- SELECTED EXCERPT
Begin
Opened 16 years ago
Last modified 3 weeks ago
#9993 assigned defect (bug)
Rss and atom feeds are dropping some characters
Reported by: | pm24601 | Owned by: | |
---|---|---|---|
Milestone: | Awaiting Review | Priority: | normal |
Severity: | normal | Version: | 2.7.1 |
Component: | Feeds | Keywords: | has-patch has-unit-tests needs-testing needs-refresh |
Focuses: | Cc: |
Description
Blog post with title:
& > test <
has the less than ( < ) is stripped from the atom and rss feed.
Attachments (3)
Change History (34)
#5
@
16 years ago
- Component changed from XML-RPC to Feeds
- Keywords has-patch added; needs-patch removed
- Owner josephscott deleted
The PHP's built-in "strip_tags" function has caused the error. It also seems not necessary to have it applied to the_title_rss(). I have uploaded a patch to remove it.
#6
@
16 years ago
trouble with the patch is the strip_tags() call might be there for a reason. isn't it possible to have html in a post title?
#8
@
16 years ago
Yes. However, WordPress will escape the HTML (via the "ent2ncr" function) and therefore they are no longer HTML.
I think calling strip_tags is problmatic because an author can have a post title like "Use <h1> to <h6> for headings, <p> for paragraphy, but not formatting". strip_tags will remove the HTML unexpectedly.
#10
@
16 years ago
The priorities of ent2ncr are no longer modified by the patch. The new patch only removes the unnecessary 'strip_tags' filter.
#11
@
15 years ago
- Keywords needs-testing added; needs-review removed
Marking this report "needs-testing" in order to gain attention in the upcoming bug hunt.
#12
@
15 years ago
- Milestone changed from 2.9 to 3.0
There are other areas where we need a smarter strip. Let's figure it out in 3.0.
#13
@
15 years ago
- Keywords early added
- Milestone changed from 3.0 to 3.1
Punting due to impending beta
#14
follow-up:
↓ 19
@
15 years ago
Patch updated for 3.1.
"& > test <" now works even without the patch, but "<test>This is a test</test>" not.
I still think there is no reason for having 'strip_tags' in feed title as they are escaped already.
#15
@
14 years ago
- Keywords 3.2-early added; early removed
- Milestone changed from Awaiting Triage to Future Release
Bumping once more.
#16
@
12 years ago
- Cc mdhansen@… added
- Keywords 3.2-early removed
I was able to reproduce the problem in trunk (3.5-beta2-22252). Confirmed the patch fixes the problem.
#18
@
10 years ago
- Keywords needs-unit-tests removed
Errors still exists. Patch 9993-tests.diff adds test cases for both lone XML entities and XML tags.
#19
in reply to:
↑ 14
;
follow-up:
↓ 21
@
10 years ago
Replying to peaceablewhale:
I still think there is no reason for having 'strip_tags' in feed title as they are escaped already.
According to the RSS Best Practices Profile (http://www.rssboard.org/rss-profile), the <title>
element for both channels and items is plain text character data and so should not contain embedded HTML tags.
End
- LISTING
Begin
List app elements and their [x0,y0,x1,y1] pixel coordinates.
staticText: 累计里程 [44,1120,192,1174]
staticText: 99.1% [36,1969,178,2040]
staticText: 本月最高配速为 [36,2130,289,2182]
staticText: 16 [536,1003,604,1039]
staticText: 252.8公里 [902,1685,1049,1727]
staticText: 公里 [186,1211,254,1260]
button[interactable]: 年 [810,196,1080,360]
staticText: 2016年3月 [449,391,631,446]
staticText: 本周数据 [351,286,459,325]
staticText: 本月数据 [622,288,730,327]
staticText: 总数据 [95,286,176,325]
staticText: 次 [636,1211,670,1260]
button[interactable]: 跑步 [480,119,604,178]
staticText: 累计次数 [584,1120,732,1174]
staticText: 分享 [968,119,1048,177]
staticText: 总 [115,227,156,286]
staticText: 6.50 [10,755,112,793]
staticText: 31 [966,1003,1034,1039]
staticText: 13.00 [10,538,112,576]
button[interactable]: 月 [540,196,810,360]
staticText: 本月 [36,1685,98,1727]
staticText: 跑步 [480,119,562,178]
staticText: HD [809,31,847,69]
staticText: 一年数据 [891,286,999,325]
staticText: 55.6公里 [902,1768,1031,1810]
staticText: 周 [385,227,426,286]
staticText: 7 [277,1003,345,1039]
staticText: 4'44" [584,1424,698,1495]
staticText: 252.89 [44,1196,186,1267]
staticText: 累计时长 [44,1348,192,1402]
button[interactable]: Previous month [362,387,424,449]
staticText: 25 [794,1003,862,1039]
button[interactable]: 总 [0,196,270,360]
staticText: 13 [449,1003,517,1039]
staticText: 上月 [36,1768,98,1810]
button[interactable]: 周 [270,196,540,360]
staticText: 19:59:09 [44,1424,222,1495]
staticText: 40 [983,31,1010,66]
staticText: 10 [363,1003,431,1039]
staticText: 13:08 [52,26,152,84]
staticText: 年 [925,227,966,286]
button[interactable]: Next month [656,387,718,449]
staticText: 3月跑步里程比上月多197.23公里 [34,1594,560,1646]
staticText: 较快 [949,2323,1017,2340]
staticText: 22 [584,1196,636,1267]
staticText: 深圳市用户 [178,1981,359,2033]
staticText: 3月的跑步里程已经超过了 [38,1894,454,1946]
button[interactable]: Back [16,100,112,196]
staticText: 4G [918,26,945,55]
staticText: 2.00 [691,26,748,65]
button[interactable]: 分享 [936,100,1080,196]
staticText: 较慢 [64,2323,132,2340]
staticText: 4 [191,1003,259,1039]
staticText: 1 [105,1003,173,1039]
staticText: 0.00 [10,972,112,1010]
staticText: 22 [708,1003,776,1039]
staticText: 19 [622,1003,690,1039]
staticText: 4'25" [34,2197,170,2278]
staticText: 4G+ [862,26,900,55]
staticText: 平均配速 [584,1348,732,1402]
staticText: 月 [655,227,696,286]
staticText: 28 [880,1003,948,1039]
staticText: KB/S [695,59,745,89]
End
- WHAT TO WORK ON
#1 According to the bug report, why is calling strip_tags on feed titles problematic? Answer in one to three sentences.
#2 Repeat the rows word for word, starting at the first row and ending at the row containing "staticText: 次 [636,1211,670,1260]".

- ANSWERS BY TASK
#1 An author can give a post a title such as "Use <h1> to <h6> for headings, <p> for paragraphy, but not formatting," and strip_tags would remove that HTML unexpectedly. WordPress already escapes HTML in titles through the "ent2ncr" function, so the markup is no longer HTML, and the stripping is unnecessary.

#2
List app elements and their [x0,y0,x1,y1] pixel coordinates.
staticText: 累计里程 [44,1120,192,1174]
staticText: 99.1% [36,1969,178,2040]
staticText: 本月最高配速为 [36,2130,289,2182]
staticText: 16 [536,1003,604,1039]
staticText: 252.8公里 [902,1685,1049,1727]
staticText: 公里 [186,1211,254,1260]
button[interactable]: 年 [810,196,1080,360]
staticText: 2016年3月 [449,391,631,446]
staticText: 本周数据 [351,286,459,325]
staticText: 本月数据 [622,288,730,327]
staticText: 总数据 [95,286,176,325]
staticText: 次 [636,1211,670,1260]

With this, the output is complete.